Directive: Your task is to print the material below exactly as presented.

Exercise inputs:
--- begin ---

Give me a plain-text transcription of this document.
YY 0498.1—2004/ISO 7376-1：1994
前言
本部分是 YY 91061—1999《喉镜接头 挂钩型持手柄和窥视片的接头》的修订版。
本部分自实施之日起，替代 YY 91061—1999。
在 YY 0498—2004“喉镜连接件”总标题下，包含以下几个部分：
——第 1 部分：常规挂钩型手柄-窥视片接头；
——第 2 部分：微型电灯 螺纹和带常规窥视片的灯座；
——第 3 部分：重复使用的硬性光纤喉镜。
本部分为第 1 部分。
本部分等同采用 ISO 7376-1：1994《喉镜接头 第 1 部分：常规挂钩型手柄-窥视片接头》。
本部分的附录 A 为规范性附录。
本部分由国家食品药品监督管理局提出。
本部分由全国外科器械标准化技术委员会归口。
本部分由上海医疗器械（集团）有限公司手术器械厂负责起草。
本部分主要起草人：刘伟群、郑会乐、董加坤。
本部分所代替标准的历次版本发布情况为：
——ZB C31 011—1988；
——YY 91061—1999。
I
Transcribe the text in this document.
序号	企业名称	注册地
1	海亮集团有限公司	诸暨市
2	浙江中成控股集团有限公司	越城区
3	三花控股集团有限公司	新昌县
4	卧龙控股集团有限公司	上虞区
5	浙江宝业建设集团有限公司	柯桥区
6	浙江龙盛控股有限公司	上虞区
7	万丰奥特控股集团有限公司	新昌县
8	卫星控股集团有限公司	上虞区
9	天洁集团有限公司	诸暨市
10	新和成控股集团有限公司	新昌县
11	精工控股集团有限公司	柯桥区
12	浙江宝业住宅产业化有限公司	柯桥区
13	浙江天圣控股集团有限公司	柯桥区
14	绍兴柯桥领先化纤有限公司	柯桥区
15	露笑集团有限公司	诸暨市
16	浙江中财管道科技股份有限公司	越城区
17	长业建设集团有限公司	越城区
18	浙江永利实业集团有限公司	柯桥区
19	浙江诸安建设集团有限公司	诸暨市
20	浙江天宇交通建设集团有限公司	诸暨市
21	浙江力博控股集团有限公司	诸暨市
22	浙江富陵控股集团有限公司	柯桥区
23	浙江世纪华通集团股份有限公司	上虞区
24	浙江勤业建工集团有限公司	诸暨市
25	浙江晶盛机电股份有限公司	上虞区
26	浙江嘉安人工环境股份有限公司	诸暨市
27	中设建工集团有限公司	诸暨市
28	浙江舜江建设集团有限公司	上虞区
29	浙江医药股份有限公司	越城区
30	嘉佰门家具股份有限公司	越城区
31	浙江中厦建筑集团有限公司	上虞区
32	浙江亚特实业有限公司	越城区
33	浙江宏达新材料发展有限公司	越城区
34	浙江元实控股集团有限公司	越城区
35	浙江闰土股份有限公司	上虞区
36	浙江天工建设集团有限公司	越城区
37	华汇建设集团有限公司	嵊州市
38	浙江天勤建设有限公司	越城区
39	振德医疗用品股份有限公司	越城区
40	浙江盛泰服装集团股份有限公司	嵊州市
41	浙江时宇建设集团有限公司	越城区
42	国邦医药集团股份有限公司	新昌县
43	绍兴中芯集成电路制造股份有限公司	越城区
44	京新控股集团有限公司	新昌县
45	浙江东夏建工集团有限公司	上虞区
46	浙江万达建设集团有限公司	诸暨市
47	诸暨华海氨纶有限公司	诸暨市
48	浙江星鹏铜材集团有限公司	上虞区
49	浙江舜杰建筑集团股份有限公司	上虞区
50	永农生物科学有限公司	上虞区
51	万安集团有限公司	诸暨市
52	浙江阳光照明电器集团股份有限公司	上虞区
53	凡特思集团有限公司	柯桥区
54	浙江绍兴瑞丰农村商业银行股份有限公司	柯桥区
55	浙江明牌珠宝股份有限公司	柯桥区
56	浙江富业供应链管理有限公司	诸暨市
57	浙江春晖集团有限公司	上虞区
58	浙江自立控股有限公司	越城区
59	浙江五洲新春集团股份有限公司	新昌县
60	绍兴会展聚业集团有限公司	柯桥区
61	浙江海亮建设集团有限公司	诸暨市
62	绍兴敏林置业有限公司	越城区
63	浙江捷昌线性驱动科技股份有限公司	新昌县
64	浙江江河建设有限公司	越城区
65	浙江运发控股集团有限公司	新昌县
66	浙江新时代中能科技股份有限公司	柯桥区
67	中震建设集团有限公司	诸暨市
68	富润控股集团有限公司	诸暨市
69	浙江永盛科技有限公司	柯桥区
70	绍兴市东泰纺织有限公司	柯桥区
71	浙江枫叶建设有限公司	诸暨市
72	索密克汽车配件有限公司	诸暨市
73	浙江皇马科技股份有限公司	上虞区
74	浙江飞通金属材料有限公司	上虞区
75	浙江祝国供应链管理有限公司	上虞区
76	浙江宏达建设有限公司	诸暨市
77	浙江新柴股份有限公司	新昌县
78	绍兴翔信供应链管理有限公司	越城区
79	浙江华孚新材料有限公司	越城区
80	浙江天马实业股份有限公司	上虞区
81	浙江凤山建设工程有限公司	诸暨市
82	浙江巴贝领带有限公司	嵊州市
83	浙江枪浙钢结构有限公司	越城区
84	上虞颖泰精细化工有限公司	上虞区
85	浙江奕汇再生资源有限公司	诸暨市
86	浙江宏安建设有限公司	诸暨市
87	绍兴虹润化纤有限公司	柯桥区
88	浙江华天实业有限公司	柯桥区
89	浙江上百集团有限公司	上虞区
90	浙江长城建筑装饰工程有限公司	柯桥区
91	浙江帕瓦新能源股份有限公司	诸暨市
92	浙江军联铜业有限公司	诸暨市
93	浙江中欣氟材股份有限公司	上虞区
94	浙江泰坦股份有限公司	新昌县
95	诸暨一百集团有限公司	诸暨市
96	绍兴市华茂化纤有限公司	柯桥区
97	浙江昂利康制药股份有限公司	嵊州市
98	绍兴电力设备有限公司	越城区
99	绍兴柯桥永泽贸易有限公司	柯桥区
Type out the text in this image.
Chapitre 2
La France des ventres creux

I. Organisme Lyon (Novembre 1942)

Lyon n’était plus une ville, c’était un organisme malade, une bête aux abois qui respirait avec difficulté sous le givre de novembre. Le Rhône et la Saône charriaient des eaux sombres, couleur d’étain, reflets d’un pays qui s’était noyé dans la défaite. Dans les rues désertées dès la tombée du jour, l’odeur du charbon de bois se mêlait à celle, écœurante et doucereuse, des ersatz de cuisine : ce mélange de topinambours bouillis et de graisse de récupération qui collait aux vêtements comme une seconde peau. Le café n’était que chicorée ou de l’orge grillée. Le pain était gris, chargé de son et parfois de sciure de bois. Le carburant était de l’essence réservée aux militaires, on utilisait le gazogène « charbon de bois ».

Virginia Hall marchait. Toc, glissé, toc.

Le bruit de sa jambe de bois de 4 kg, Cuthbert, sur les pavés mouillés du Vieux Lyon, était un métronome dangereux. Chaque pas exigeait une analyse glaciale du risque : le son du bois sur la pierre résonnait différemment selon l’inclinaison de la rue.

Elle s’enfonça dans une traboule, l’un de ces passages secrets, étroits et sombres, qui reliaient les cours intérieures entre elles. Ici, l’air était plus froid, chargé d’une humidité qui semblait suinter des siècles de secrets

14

--- end ---

Output:
Give me a plain-text transcription of this document.
YY 0498.1—2004/ISO 7376-1：1994
前言
本部分是 YY 91061—1999《喉镜接头 挂钩型持手柄和窥视片的接头》的修订版。
本部分自实施之日起，替代 YY 91061—1999。
在 YY 0498—2004“喉镜连接件”总标题下，包含以下几个部分：
——第 1 部分：常规挂钩型手柄-窥视片接头；
——第 2 部分：微型电灯 螺纹和带常规窥视片的灯座；
——第 3 部分：重复使用的硬性光纤喉镜。
本部分为第 1 部分。
本部分等同采用 ISO 7376-1：1994《喉镜接头 第 1 部分：常规挂钩型手柄-窥视片接头》。
本部分的附录 A 为规范性附录。
本部分由国家食品药品监督管理局提出。
本部分由全国外科器械标准化技术委员会归口。
本部分由上海医疗器械（集团）有限公司手术器械厂负责起草。
本部分主要起草人：刘伟群、郑会乐、董加坤。
本部分所代替标准的历次版本发布情况为：
——ZB C31 011—1988；
——YY 91061—1999。
I
Transcribe the text in this document.
序号	企业名称	注册地
1	海亮集团有限公司	诸暨市
2	浙江中成控股集团有限公司	越城区
3	三花控股集团有限公司	新昌县
4	卧龙控股集团有限公司	上虞区
5	浙江宝业建设集团有限公司	柯桥区
6	浙江龙盛控股有限公司	上虞区
7	万丰奥特控股集团有限公司	新昌县
8	卫星控股集团有限公司	上虞区
9	天洁集团有限公司	诸暨市
10	新和成控股集团有限公司	新昌县
11	精工控股集团有限公司	柯桥区
12	浙江宝业住宅产业化有限公司	柯桥区
13	浙江天圣控股集团有限公司	柯桥区
14	绍兴柯桥领先化纤有限公司	柯桥区
15	露笑集团有限公司	诸暨市
16	浙江中财管道科技股份有限公司	越城区
17	长业建设集团有限公司	越城区
18	浙江永利实业集团有限公司	柯桥区
19	浙江诸安建设集团有限公司	诸暨市
20	浙江天宇交通建设集团有限公司	诸暨市
21	浙江力博控股集团有限公司	诸暨市
22	浙江富陵控股集团有限公司	柯桥区
23	浙江世纪华通集团股份有限公司	上虞区
24	浙江勤业建工集团有限公司	诸暨市
25	浙江晶盛机电股份有限公司	上虞区
26	浙江嘉安人工环境股份有限公司	诸暨市
27	中设建工集团有限公司	诸暨市
28	浙江舜江建设集团有限公司	上虞区
29	浙江医药股份有限公司	越城区
30	嘉佰门家具股份有限公司	越城区
31	浙江中厦建筑集团有限公司	上虞区
32	浙江亚特实业有限公司	越城区
33	浙江宏达新材料发展有限公司	越城区
34	浙江元实控股集团有限公司	越城区
35	浙江闰土股份有限公司	上虞区
36	浙江天工建设集团有限公司	越城区
37	华汇建设集团有限公司	嵊州市
38	浙江天勤建设有限公司	越城区
39	振德医疗用品股份有限公司	越城区
40	浙江盛泰服装集团股份有限公司	嵊州市
41	浙江时宇建设集团有限公司	越城区
42	国邦医药集团股份有限公司	新昌县
43	绍兴中芯集成电路制造股份有限公司	越城区
44	京新控股集团有限公司	新昌县
45	浙江东夏建工集团有限公司	上虞区
46	浙江万达建设集团有限公司	诸暨市
47	诸暨华海氨纶有限公司	诸暨市
48	浙江星鹏铜材集团有限公司	上虞区
49	浙江舜杰建筑集团股份有限公司	上虞区
50	永农生物科学有限公司	上虞区
51	万安集团有限公司	诸暨市
52	浙江阳光照明电器集团股份有限公司	上虞区
53	凡特思集团有限公司	柯桥区
54	浙江绍兴瑞丰农村商业银行股份有限公司	柯桥区
55	浙江明牌珠宝股份有限公司	柯桥区
56	浙江富业供应链管理有限公司	诸暨市
57	浙江春晖集团有限公司	上虞区
58	浙江自立控股有限公司	越城区
59	浙江五洲新春集团股份有限公司	新昌县
60	绍兴会展聚业集团有限公司	柯桥区
61	浙江海亮建设集团有限公司	诸暨市
62	绍兴敏林置业有限公司	越城区
63	浙江捷昌线性驱动科技股份有限公司	新昌县
64	浙江江河建设有限公司	越城区
65	浙江运发控股集团有限公司	新昌县
66	浙江新时代中能科技股份有限公司	柯桥区
67	中震建设集团有限公司	诸暨市
68	富润控股集团有限公司	诸暨市
69	浙江永盛科技有限公司	柯桥区
70	绍兴市东泰纺织有限公司	柯桥区
71	浙江枫叶建设有限公司	诸暨市
72	索密克汽车配件有限公司	诸暨市
73	浙江皇马科技股份有限公司	上虞区
74	浙江飞通金属材料有限公司	上虞区
75	浙江祝国供应链管理有限公司	上虞区
76	浙江宏达建设有限公司	诸暨市
77	浙江新柴股份有限公司	新昌县
78	绍兴翔信供应链管理有限公司	越城区
79	浙江华孚新材料有限公司	越城区
80	浙江天马实业股份有限公司	上虞区
81	浙江凤山建设工程有限公司	诸暨市
82	浙江巴贝领带有限公司	嵊州市
83	浙江枪浙钢结构有限公司	越城区
84	上虞颖泰精细化工有限公司	上虞区
85	浙江奕汇再生资源有限公司	诸暨市
86	浙江宏安建设有限公司	诸暨市
87	绍兴虹润化纤有限公司	柯桥区
88	浙江华天实业有限公司	柯桥区
89	浙江上百集团有限公司	上虞区
90	浙江长城建筑装饰工程有限公司	柯桥区
91	浙江帕瓦新能源股份有限公司	诸暨市
92	浙江军联铜业有限公司	诸暨市
93	浙江中欣氟材股份有限公司	上虞区
94	浙江泰坦股份有限公司	新昌县
95	诸暨一百集团有限公司	诸暨市
96	绍兴市华茂化纤有限公司	柯桥区
97	浙江昂利康制药股份有限公司	嵊州市
98	绍兴电力设备有限公司	越城区
99	绍兴柯桥永泽贸易有限公司	柯桥区
Type out the text in this image.
Chapitre 2
La France des ventres creux

I. Organisme Lyon (Novembre 1942)

Lyon n’était plus une ville, c’était un organisme malade, une bête aux abois qui respirait avec difficulté sous le givre de novembre. Le Rhône et la Saône charriaient des eaux sombres, couleur d’étain, reflets d’un pays qui s’était noyé dans la défaite. Dans les rues désertées dès la tombée du jour, l’odeur du charbon de bois se mêlait à celle, écœurante et doucereuse, des ersatz de cuisine : ce mélange de topinambours bouillis et de graisse de récupération qui collait aux vêtements comme une seconde peau. Le café n’était que chicorée ou de l’orge grillée. Le pain était gris, chargé de son et parfois de sciure de bois. Le carburant était de l’essence réservée aux militaires, on utilisait le gazogène « charbon de bois ».

Virginia Hall marchait. Toc, glissé, toc.

Le bruit de sa jambe de bois de 4 kg, Cuthbert, sur les pavés mouillés du Vieux Lyon, était un métronome dangereux. Chaque pas exigeait une analyse glaciale du risque : le son du bois sur la pierre résonnait différemment selon l’inclinaison de la rue.

Elle s’enfonça dans une traboule, l’un de ces passages secrets, étroits et sombres, qui reliaient les cours intérieures entre elles. Ici, l’air était plus froid, chargé d’une humidité qui semblait suinter des siècles de secrets

14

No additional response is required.